ASSIGNMENT ->
Go over the records and copy every line with the string "Jahres".
= Beginning of Section =
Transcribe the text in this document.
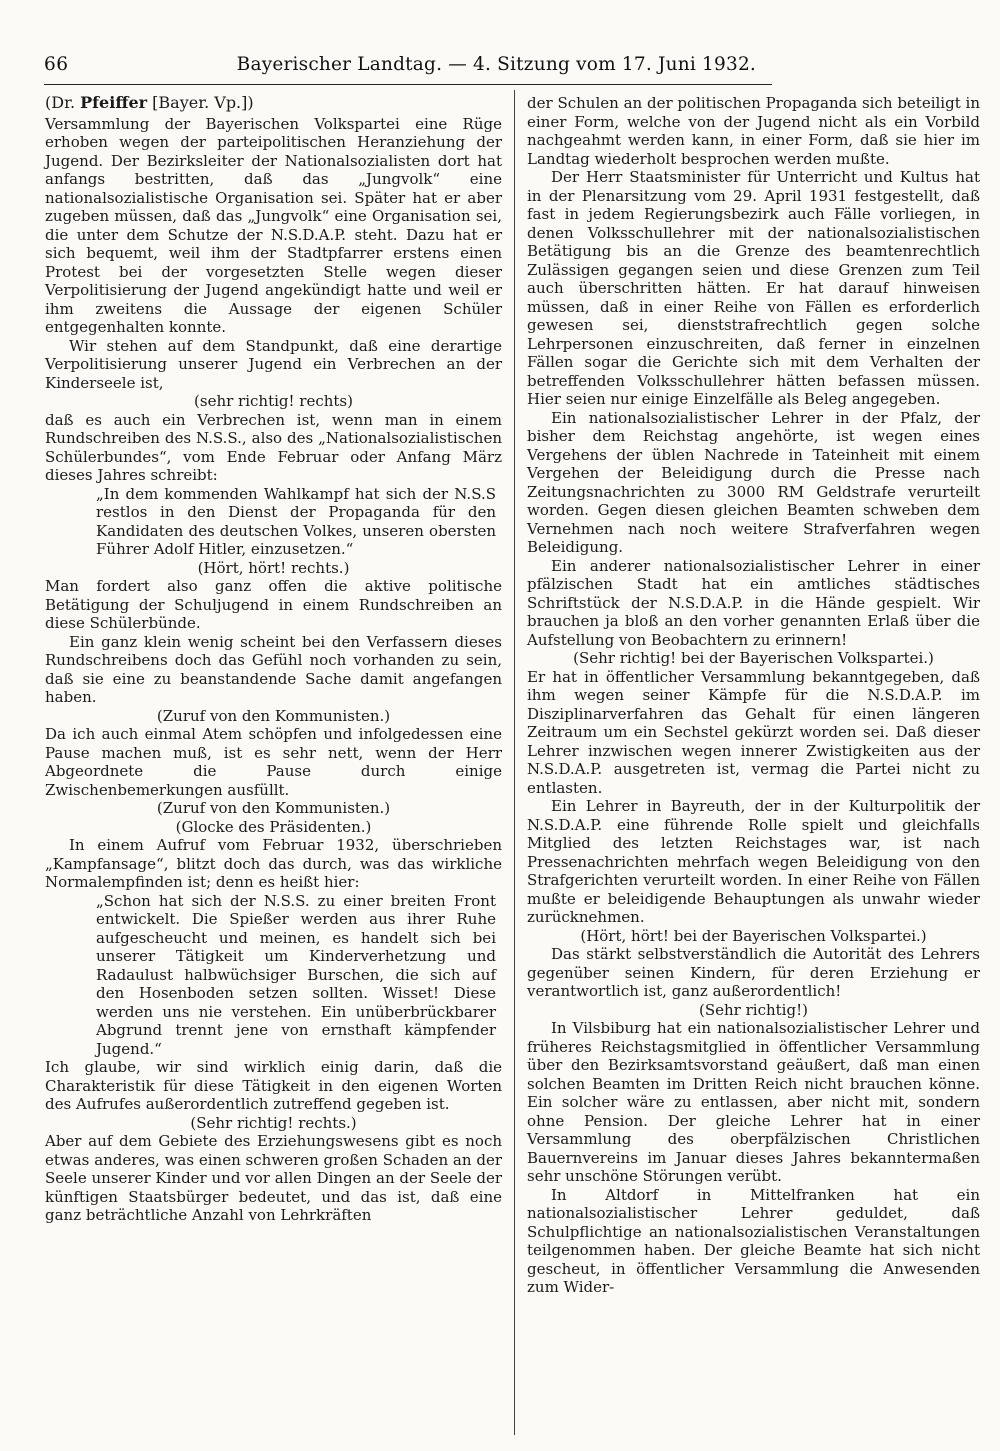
66	Bayerischer Landtag. — 4. Sitzung vom 17. Juni 1932.

(Dr. Pfeiffer [Bayer. Vp.])

Versammlung der Bayerischen Volkspartei eine Rüge erhoben wegen der parteipolitischen Heranziehung der Jugend. Der Bezirksleiter der Nationalsozialisten dort hat anfangs bestritten, daß das „Jungvolk“ eine nationalsozialistische Organisation sei. Später hat er aber zugeben müssen, daß das „Jungvolk“ eine Organisation sei, die unter dem Schutze der N.S.D.A.P. steht. Dazu hat er sich bequemt, weil ihm der Stadtpfarrer erstens einen Protest bei der vorgesetzten Stelle wegen dieser Verpolitisierung der Jugend angekündigt hatte und weil er ihm zweitens die Aussage der eigenen Schüler entgegenhalten konnte.

Wir stehen auf dem Standpunkt, daß eine derartige Verpolitisierung unserer Jugend ein Verbrechen an der Kinderseele ist,

(sehr richtig! rechts)

daß es auch ein Verbrechen ist, wenn man in einem Rundschreiben des N.S.S., also des „Nationalsozialistischen Schülerbundes“, vom Ende Februar oder Anfang März dieses Jahres schreibt:

„In dem kommenden Wahlkampf hat sich der N.S.S restlos in den Dienst der Propaganda für den Kandidaten des deutschen Volkes, unseren obersten Führer Adolf Hitler, einzusetzen.“

(Hört, hört! rechts.)

Man fordert also ganz offen die aktive politische Betätigung der Schuljugend in einem Rundschreiben an diese Schülerbünde.

Ein ganz klein wenig scheint bei den Verfassern dieses Rundschreibens doch das Gefühl noch vorhanden zu sein, daß sie eine zu beanstandende Sache damit angefangen haben.

(Zuruf von den Kommunisten.)

Da ich auch einmal Atem schöpfen und infolgedessen eine Pause machen muß, ist es sehr nett, wenn der Herr Abgeordnete die Pause durch einige Zwischenbemerkungen ausfüllt.

(Zuruf von den Kommunisten.)

(Glocke des Präsidenten.)

In einem Aufruf vom Februar 1932, überschrieben „Kampfansage“, blitzt doch das durch, was das wirkliche Normalempfinden ist; denn es heißt hier:

„Schon hat sich der N.S.S. zu einer breiten Front entwickelt. Die Spießer werden aus ihrer Ruhe aufgescheucht und meinen, es handelt sich bei unserer Tätigkeit um Kinderverhetzung und Radaulust halbwüchsiger Burschen, die sich auf den Hosenboden setzen sollten. Wisset! Diese werden uns nie verstehen. Ein unüberbrückbarer Abgrund trennt jene von ernsthaft kämpfender Jugend.“

Ich glaube, wir sind wirklich einig darin, daß die Charakteristik für diese Tätigkeit in den eigenen Worten des Aufrufes außerordentlich zutreffend gegeben ist.

(Sehr richtig! rechts.)

Aber auf dem Gebiete des Erziehungswesens gibt es noch etwas anderes, was einen schweren großen Schaden an der Seele unserer Kinder und vor allen Dingen an der Seele der künftigen Staatsbürger bedeutet, und das ist, daß eine ganz beträchtliche Anzahl von Lehrkräften

der Schulen an der politischen Propaganda sich beteiligt in einer Form, welche von der Jugend nicht als ein Vorbild nachgeahmt werden kann, in einer Form, daß sie hier im Landtag wiederholt besprochen werden mußte.

Der Herr Staatsminister für Unterricht und Kultus hat in der Plenarsitzung vom 29. April 1931 festgestellt, daß fast in jedem Regierungsbezirk auch Fälle vorliegen, in denen Volksschullehrer mit der nationalsozialistischen Betätigung bis an die Grenze des beamtenrechtlich Zulässigen gegangen seien und diese Grenzen zum Teil auch überschritten hätten. Er hat darauf hinweisen müssen, daß in einer Reihe von Fällen es erforderlich gewesen sei, dienststrafrechtlich gegen solche Lehrpersonen einzuschreiten, daß ferner in einzelnen Fällen sogar die Gerichte sich mit dem Verhalten der betreffenden Volksschullehrer hätten befassen müssen. Hier seien nur einige Einzelfälle als Beleg angegeben.

Ein nationalsozialistischer Lehrer in der Pfalz, der bisher dem Reichstag angehörte, ist wegen eines Vergehens der üblen Nachrede in Tateinheit mit einem Vergehen der Beleidigung durch die Presse nach Zeitungsnachrichten zu 3000 RM Geldstrafe verurteilt worden. Gegen diesen gleichen Beamten schweben dem Vernehmen nach noch weitere Strafverfahren wegen Beleidigung.

Ein anderer nationalsozialistischer Lehrer in einer pfälzischen Stadt hat ein amtliches städtisches Schriftstück der N.S.D.A.P. in die Hände gespielt. Wir brauchen ja bloß an den vorher genannten Erlaß über die Aufstellung von Beobachtern zu erinnern!

(Sehr richtig! bei der Bayerischen Volkspartei.)

Er hat in öffentlicher Versammlung bekanntgegeben, daß ihm wegen seiner Kämpfe für die N.S.D.A.P. im Disziplinarverfahren das Gehalt für einen längeren Zeitraum um ein Sechstel gekürzt worden sei. Daß dieser Lehrer inzwischen wegen innerer Zwistigkeiten aus der N.S.D.A.P. ausgetreten ist, vermag die Partei nicht zu entlasten.

Ein Lehrer in Bayreuth, der in der Kulturpolitik der N.S.D.A.P. eine führende Rolle spielt und gleichfalls Mitglied des letzten Reichstages war, ist nach Pressenachrichten mehrfach wegen Beleidigung von den Strafgerichten verurteilt worden. In einer Reihe von Fällen mußte er beleidigende Behauptungen als unwahr wieder zurücknehmen.

(Hört, hört! bei der Bayerischen Volkspartei.)

Das stärkt selbstverständlich die Autorität des Lehrers gegenüber seinen Kindern, für deren Erziehung er verantwortlich ist, ganz außerordentlich!

(Sehr richtig!)

In Vilsbiburg hat ein nationalsozialistischer Lehrer und früheres Reichstagsmitglied in öffentlicher Versammlung über den Bezirksamtsvorstand geäußert, daß man einen solchen Beamten im Dritten Reich nicht brauchen könne. Ein solcher wäre zu entlassen, aber nicht mit, sondern ohne Pension. Der gleiche Lehrer hat in einer Versammlung des oberpfälzischen Christlichen Bauernvereins im Januar dieses Jahres bekanntermaßen sehr unschöne Störungen verübt.

In Altdorf in Mittelfranken hat ein nationalsozialistischer Lehrer geduldet, daß Schulpflichtige an nationalsozialistischen Veranstaltungen teilgenommen haben. Der gleiche Beamte hat sich nicht gescheut, in öffentlicher Versammlung die Anwesenden zum Wider-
= End of Section =
OUTPUT FOR THIS TASK ->
daß es auch ein Verbrechen ist, wenn man in einem Rundschreiben des N.S.S., also des „Nationalsozialistischen Schülerbundes“, vom Ende Februar oder Anfang März dieses Jahres schreibt:
In Vilsbiburg hat ein nationalsozialistischer Lehrer und früheres Reichstagsmitglied in öffentlicher Versammlung über den Bezirksamtsvorstand geäußert, daß man einen solchen Beamten im Dritten Reich nicht brauchen könne. Ein solcher wäre zu entlassen, aber nicht mit, sondern ohne Pension. Der gleiche Lehrer hat in einer Versammlung des oberpfälzischen Christlichen Bauernvereins im Januar dieses Jahres bekanntermaßen sehr unschöne Störungen verübt.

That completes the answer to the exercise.